***** DATASET EXTRACT *****

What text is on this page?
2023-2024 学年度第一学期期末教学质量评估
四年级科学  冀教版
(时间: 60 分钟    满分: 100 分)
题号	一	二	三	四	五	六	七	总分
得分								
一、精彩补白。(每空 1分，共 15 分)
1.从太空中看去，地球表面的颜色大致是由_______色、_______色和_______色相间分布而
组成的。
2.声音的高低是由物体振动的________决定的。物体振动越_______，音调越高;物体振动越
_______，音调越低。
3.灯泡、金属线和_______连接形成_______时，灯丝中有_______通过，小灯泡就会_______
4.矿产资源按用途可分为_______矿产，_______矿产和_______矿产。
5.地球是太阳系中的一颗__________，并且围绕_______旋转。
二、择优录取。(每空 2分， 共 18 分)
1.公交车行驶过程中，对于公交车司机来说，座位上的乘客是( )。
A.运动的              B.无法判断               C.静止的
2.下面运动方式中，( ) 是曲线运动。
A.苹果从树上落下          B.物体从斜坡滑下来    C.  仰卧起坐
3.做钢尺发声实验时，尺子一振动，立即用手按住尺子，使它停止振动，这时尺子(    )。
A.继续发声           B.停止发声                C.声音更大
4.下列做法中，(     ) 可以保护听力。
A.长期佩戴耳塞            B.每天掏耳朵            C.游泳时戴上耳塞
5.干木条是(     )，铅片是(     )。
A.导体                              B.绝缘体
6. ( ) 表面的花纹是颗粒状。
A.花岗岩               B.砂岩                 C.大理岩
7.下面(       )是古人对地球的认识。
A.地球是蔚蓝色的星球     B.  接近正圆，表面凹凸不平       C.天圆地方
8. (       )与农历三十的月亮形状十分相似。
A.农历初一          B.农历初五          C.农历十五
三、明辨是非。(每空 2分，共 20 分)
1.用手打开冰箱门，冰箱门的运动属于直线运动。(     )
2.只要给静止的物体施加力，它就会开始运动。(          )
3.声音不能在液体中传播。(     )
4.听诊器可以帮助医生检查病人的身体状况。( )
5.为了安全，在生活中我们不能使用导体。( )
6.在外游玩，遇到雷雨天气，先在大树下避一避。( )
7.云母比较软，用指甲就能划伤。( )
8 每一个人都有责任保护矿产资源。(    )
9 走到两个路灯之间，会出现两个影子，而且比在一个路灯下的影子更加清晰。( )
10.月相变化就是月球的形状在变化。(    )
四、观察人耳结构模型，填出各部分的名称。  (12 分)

*****

SHORT TASK: Transcribe the material above in its entirety. Match it exactly.

SOLUTION TO THIS EXERCISE:
What text is on this page?
2023-2024 学年度第一学期期末教学质量评估
四年级科学  冀教版
(时间: 60 分钟    满分: 100 分)
题号	一	二	三	四	五	六	七	总分
得分								
一、精彩补白。(每空 1分，共 15 分)
1.从太空中看去，地球表面的颜色大致是由_______色、_______色和_______色相间分布而
组成的。
2.声音的高低是由物体振动的________决定的。物体振动越_______，音调越高;物体振动越
_______，音调越低。
3.灯泡、金属线和_______连接形成_______时，灯丝中有_______通过，小灯泡就会_______
4.矿产资源按用途可分为_______矿产，_______矿产和_______矿产。
5.地球是太阳系中的一颗__________，并且围绕_______旋转。
二、择优录取。(每空 2分， 共 18 分)
1.公交车行驶过程中，对于公交车司机来说，座位上的乘客是( )。
A.运动的              B.无法判断               C.静止的
2.下面运动方式中，( ) 是曲线运动。
A.苹果从树上落下          B.物体从斜坡滑下来    C.  仰卧起坐
3.做钢尺发声实验时，尺子一振动，立即用手按住尺子，使它停止振动，这时尺子(    )。
A.继续发声           B.停止发声                C.声音更大
4.下列做法中，(     ) 可以保护听力。
A.长期佩戴耳塞            B.每天掏耳朵            C.游泳时戴上耳塞
5.干木条是(     )，铅片是(     )。
A.导体                              B.绝缘体
6. ( ) 表面的花纹是颗粒状。
A.花岗岩               B.砂岩                 C.大理岩
7.下面(       )是古人对地球的认识。
A.地球是蔚蓝色的星球     B.  接近正圆，表面凹凸不平       C.天圆地方
8. (       )与农历三十的月亮形状十分相似。
A.农历初一          B.农历初五          C.农历十五
三、明辨是非。(每空 2分，共 20 分)
1.用手打开冰箱门，冰箱门的运动属于直线运动。(     )
2.只要给静止的物体施加力，它就会开始运动。(          )
3.声音不能在液体中传播。(     )
4.听诊器可以帮助医生检查病人的身体状况。( )
5.为了安全，在生活中我们不能使用导体。( )
6.在外游玩，遇到雷雨天气，先在大树下避一避。( )
7.云母比较软，用指甲就能划伤。( )
8 每一个人都有责任保护矿产资源。(    )
9 走到两个路灯之间，会出现两个影子，而且比在一个路灯下的影子更加清晰。( )
10.月相变化就是月球的形状在变化。(    )
四、观察人耳结构模型，填出各部分的名称。  (12 分)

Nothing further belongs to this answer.